Reproduce the records below exactly, leaving out any pictures.
··· Supplied records
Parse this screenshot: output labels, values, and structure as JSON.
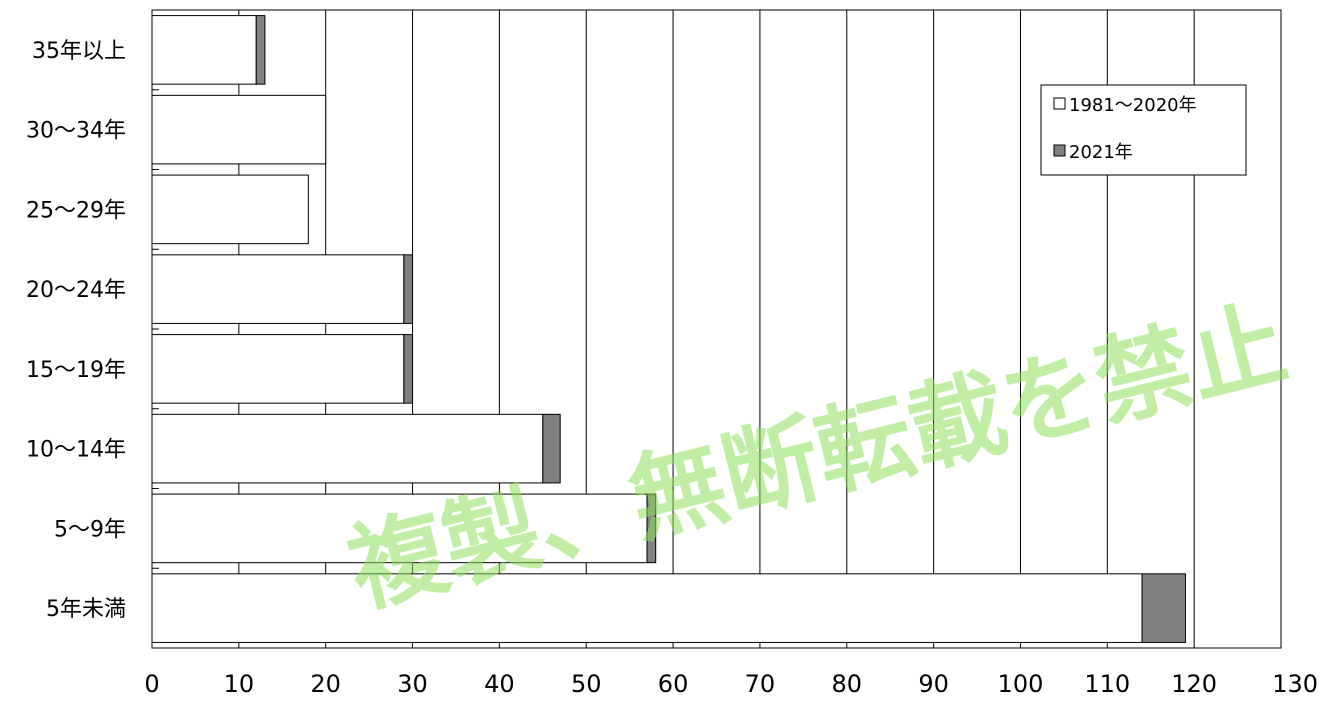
{
  "chart_data": {
    "type": "bar",
    "orientation": "horizontal",
    "stacked": true,
    "categories": [
      "35年以上",
      "30～34年",
      "25～29年",
      "20～24年",
      "15～19年",
      "10～14年",
      "5～9年",
      "5年未満"
    ],
    "series": [
      {
        "name": "1981～2020年",
        "color": "#ffffff",
        "values": [
          12,
          20,
          18,
          29,
          29,
          45,
          57,
          114
        ]
      },
      {
        "name": "2021年",
        "color": "#808080",
        "values": [
          1,
          0,
          0,
          1,
          1,
          2,
          1,
          5
        ]
      }
    ],
    "xlim": [
      0,
      130
    ],
    "xticks": [
      0,
      10,
      20,
      30,
      40,
      50,
      60,
      70,
      80,
      90,
      100,
      110,
      120,
      130
    ],
    "grid": "vertical",
    "legend_position": "top-right"
  },
  "watermark": "複製、無断転載を禁止"
}
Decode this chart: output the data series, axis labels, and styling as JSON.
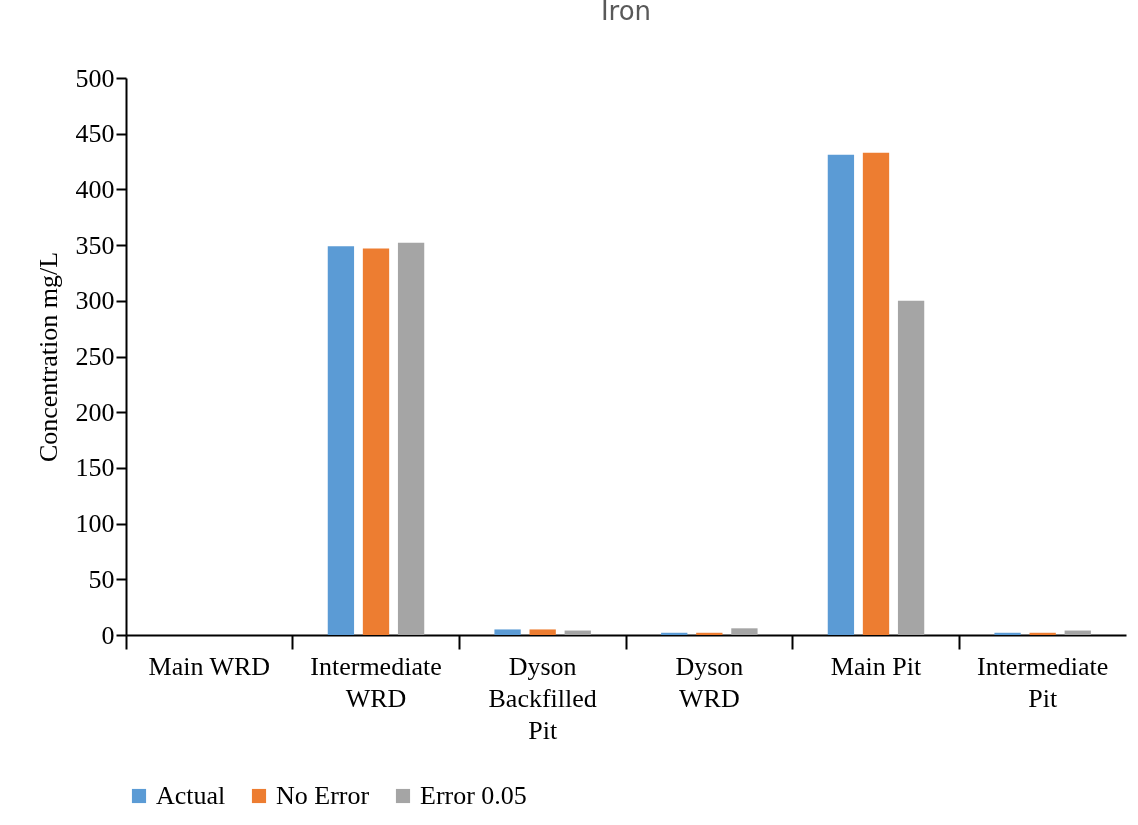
{
  "chart_data": {
    "type": "bar",
    "title": "Iron",
    "ylabel": "Concentration mg/L",
    "categories": [
      "Main WRD",
      "Intermediate WRD",
      "Dyson Backfilled Pit",
      "Dyson WRD",
      "Main Pit",
      "Intermediate Pit"
    ],
    "series": [
      {
        "name": "Actual",
        "color": "#5b9bd5",
        "values": [
          0,
          349,
          5,
          2,
          431,
          2
        ]
      },
      {
        "name": "No Error",
        "color": "#ed7d31",
        "values": [
          0,
          347,
          5,
          2,
          433,
          2
        ]
      },
      {
        "name": "Error 0.05",
        "color": "#a5a5a5",
        "values": [
          0,
          352,
          4,
          6,
          300,
          4
        ]
      }
    ],
    "ylim": [
      0,
      500
    ],
    "yticks": [
      0,
      50,
      100,
      150,
      200,
      250,
      300,
      350,
      400,
      450,
      500
    ],
    "grid": false,
    "legend": "bottom"
  }
}
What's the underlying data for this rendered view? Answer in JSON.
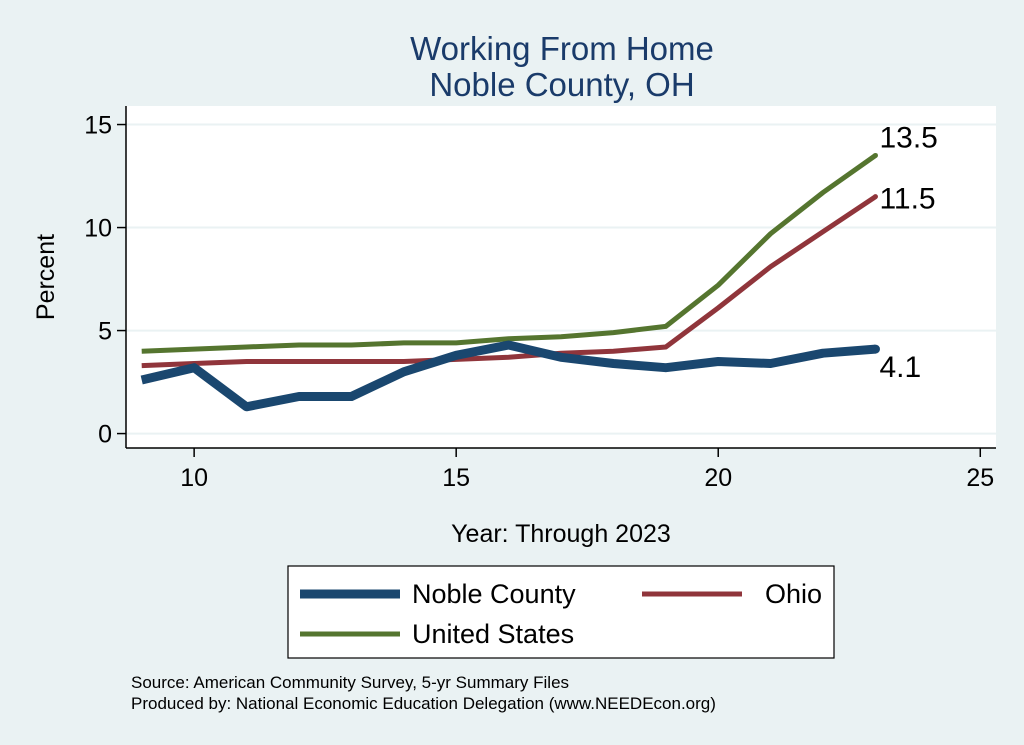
······
**Reply to the exercise**:
Parse this screenshot: output labels, values, and structure as JSON.
{
  "chart_data": {
    "type": "bar",
    "orientation": "horizontal",
    "stacked": true,
    "categories": [
      "35年以上",
      "30～34年",
      "25～29年",
      "20～24年",
      "15～19年",
      "10～14年",
      "5～9年",
      "5年未満"
    ],
    "series": [
      {
        "name": "1981～2020年",
        "color": "#ffffff",
        "values": [
          12,
          20,
          18,
          29,
          29,
          45,
          57,
          114
        ]
      },
      {
        "name": "2021年",
        "color": "#808080",
        "values": [
          1,
          0,
          0,
          1,
          1,
          2,
          1,
          5
        ]
      }
    ],
    "xlim": [
      0,
      130
    ],
    "xticks": [
      0,
      10,
      20,
      30,
      40,
      50,
      60,
      70,
      80,
      90,
      100,
      110,
      120,
      130
    ],
    "grid": "vertical",
    "legend_position": "top-right"
  },
  "watermark": "複製、無断転載を禁止"
}
Decode this chart: output the data series, axis labels, and styling as JSON.
{
  "chart_data": {
    "type": "bar",
    "title": "Iron",
    "ylabel": "Concentration mg/L",
    "categories": [
      "Main WRD",
      "Intermediate WRD",
      "Dyson Backfilled Pit",
      "Dyson WRD",
      "Main Pit",
      "Intermediate Pit"
    ],
    "series": [
      {
        "name": "Actual",
        "color": "#5b9bd5",
        "values": [
          0,
          349,
          5,
          2,
          431,
          2
        ]
      },
      {
        "name": "No Error",
        "color": "#ed7d31",
        "values": [
          0,
          347,
          5,
          2,
          433,
          2
        ]
      },
      {
        "name": "Error 0.05",
        "color": "#a5a5a5",
        "values": [
          0,
          352,
          4,
          6,
          300,
          4
        ]
      }
    ],
    "ylim": [
      0,
      500
    ],
    "yticks": [
      0,
      50,
      100,
      150,
      200,
      250,
      300,
      350,
      400,
      450,
      500
    ],
    "grid": false,
    "legend": "bottom"
  }
}
What's the underlying data for this rendered view? Answer in JSON.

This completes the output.